--- TO DO ---
Write out the whole listing again, exactly as given.

--- GIVEN ENTRIES ---
────────────────────────────────────────

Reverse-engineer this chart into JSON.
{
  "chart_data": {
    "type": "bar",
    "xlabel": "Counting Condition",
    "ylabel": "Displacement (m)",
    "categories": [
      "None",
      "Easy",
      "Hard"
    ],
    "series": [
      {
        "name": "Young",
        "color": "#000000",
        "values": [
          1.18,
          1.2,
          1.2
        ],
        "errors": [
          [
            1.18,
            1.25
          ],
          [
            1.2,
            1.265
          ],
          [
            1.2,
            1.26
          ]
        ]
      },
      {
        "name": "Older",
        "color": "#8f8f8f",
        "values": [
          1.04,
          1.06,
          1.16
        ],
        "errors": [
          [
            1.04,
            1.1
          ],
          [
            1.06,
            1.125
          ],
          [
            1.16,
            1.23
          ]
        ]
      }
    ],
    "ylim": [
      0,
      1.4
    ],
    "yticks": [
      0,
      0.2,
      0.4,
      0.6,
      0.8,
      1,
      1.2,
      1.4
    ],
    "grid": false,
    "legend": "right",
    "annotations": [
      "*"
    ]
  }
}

────────────────────────────────────────

--- PROBLEM SOLUTION ---
Reverse-engineer this chart into JSON.
{
  "chart_data": {
    "type": "bar",
    "xlabel": "Counting Condition",
    "ylabel": "Displacement (m)",
    "categories": [
      "None",
      "Easy",
      "Hard"
    ],
    "series": [
      {
        "name": "Young",
        "color": "#000000",
        "values": [
          1.18,
          1.2,
          1.2
        ],
        "errors": [
          [
            1.18,
            1.25
          ],
          [
            1.2,
            1.265
          ],
          [
            1.2,
            1.26
          ]
        ]
      },
      {
        "name": "Older",
        "color": "#8f8f8f",
        "values": [
          1.04,
          1.06,
          1.16
        ],
        "errors": [
          [
            1.04,
            1.1
          ],
          [
            1.06,
            1.125
          ],
          [
            1.16,
            1.23
          ]
        ]
      }
    ],
    "ylim": [
      0,
      1.4
    ],
    "yticks": [
      0,
      0.2,
      0.4,
      0.6,
      0.8,
      1,
      1.2,
      1.4
    ],
    "grid": false,
    "legend": "right",
    "annotations": [
      "*"
    ]
  }
}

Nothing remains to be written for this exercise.